» **EXERCISE TASK**: Reproduce the entries word for word, and omit any picture you find in them.

Data entries
____
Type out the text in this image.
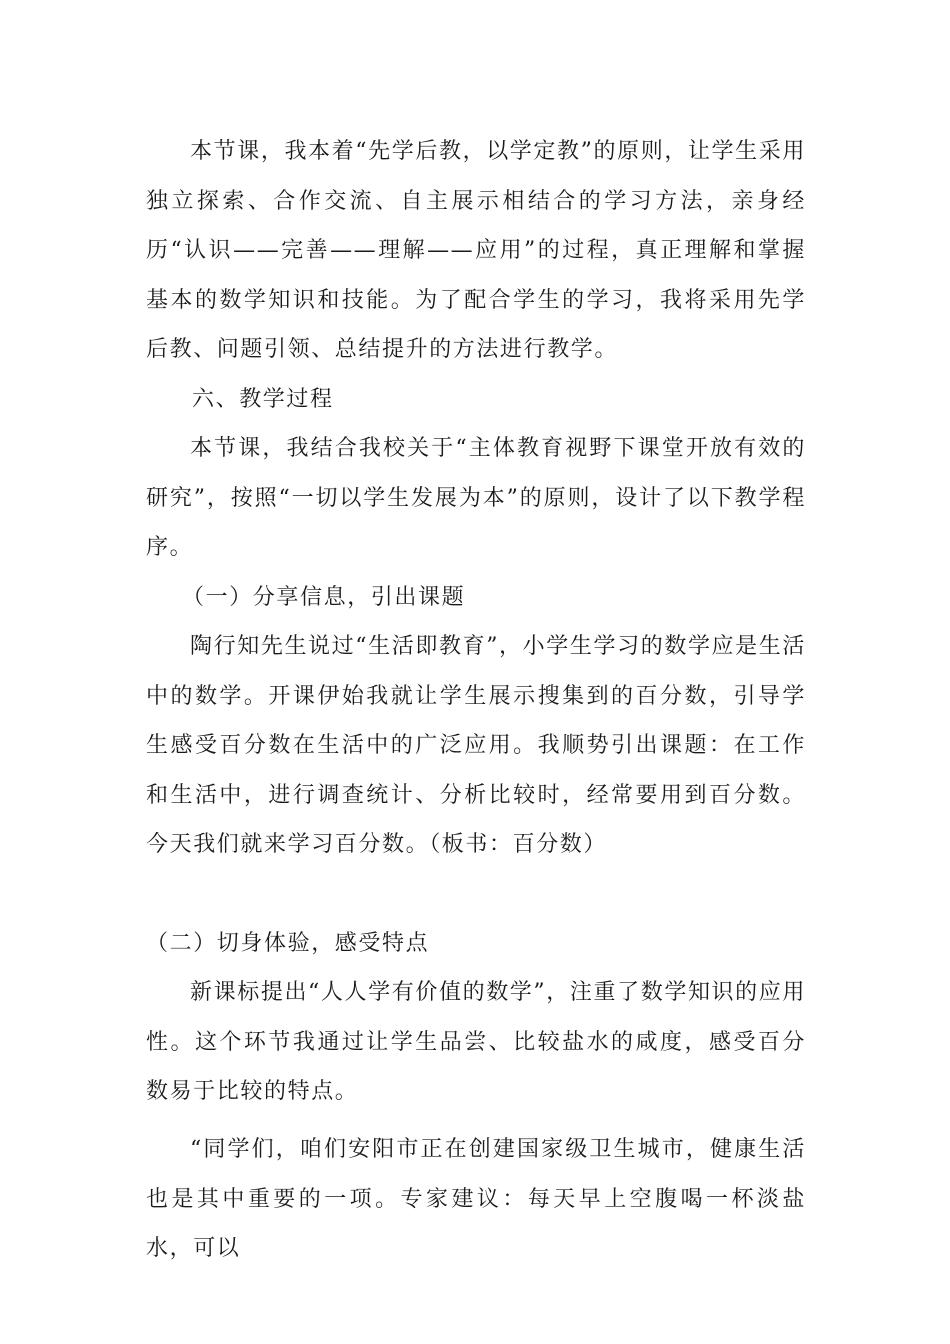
本节课，我本着“先学后教，以学定教”的原则，让学生采用独立探索、合作交流、自主展示相结合的学习方法，亲身经历“认识——完善——理解——应用”的过程，真正理解和掌握基本的数学知识和技能。为了配合学生的学习，我将采用先学后教、问题引领、总结提升的方法进行教学。

六、教学过程

本节课，我结合我校关于“主体教育视野下课堂开放有效的研究”，按照“一切以学生发展为本”的原则，设计了以下教学程序。

（一）分享信息，引出课题

陶行知先生说过“生活即教育”，小学生学习的数学应是生活中的数学。开课伊始我就让学生展示搜集到的百分数，引导学生感受百分数在生活中的广泛应用。我顺势引出课题：在工作和生活中，进行调查统计、分析比较时，经常要用到百分数。今天我们就来学习百分数。（板书：百分数）

（二）切身体验，感受特点

新课标提出“人人学有价值的数学”，注重了数学知识的应用性。这个环节我通过让学生品尝、比较盐水的咸度，感受百分数易于比较的特点。

“同学们，咱们安阳市正在创建国家级卫生城市，健康生活也是其中重要的一项。专家建议：每天早上空腹喝一杯淡盐水，可以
____
» **EXERCISE RESPONSE**:
Type out the text in this image.
本节课，我本着“先学后教，以学定教”的原则，让学生采用独立探索、合作交流、自主展示相结合的学习方法，亲身经历“认识——完善——理解——应用”的过程，真正理解和掌握基本的数学知识和技能。为了配合学生的学习，我将采用先学后教、问题引领、总结提升的方法进行教学。

六、教学过程

本节课，我结合我校关于“主体教育视野下课堂开放有效的研究”，按照“一切以学生发展为本”的原则，设计了以下教学程序。

（一）分享信息，引出课题

陶行知先生说过“生活即教育”，小学生学习的数学应是生活中的数学。开课伊始我就让学生展示搜集到的百分数，引导学生感受百分数在生活中的广泛应用。我顺势引出课题：在工作和生活中，进行调查统计、分析比较时，经常要用到百分数。今天我们就来学习百分数。（板书：百分数）

（二）切身体验，感受特点

新课标提出“人人学有价值的数学”，注重了数学知识的应用性。这个环节我通过让学生品尝、比较盐水的咸度，感受百分数易于比较的特点。

“同学们，咱们安阳市正在创建国家级卫生城市，健康生活也是其中重要的一项。专家建议：每天早上空腹喝一杯淡盐水，可以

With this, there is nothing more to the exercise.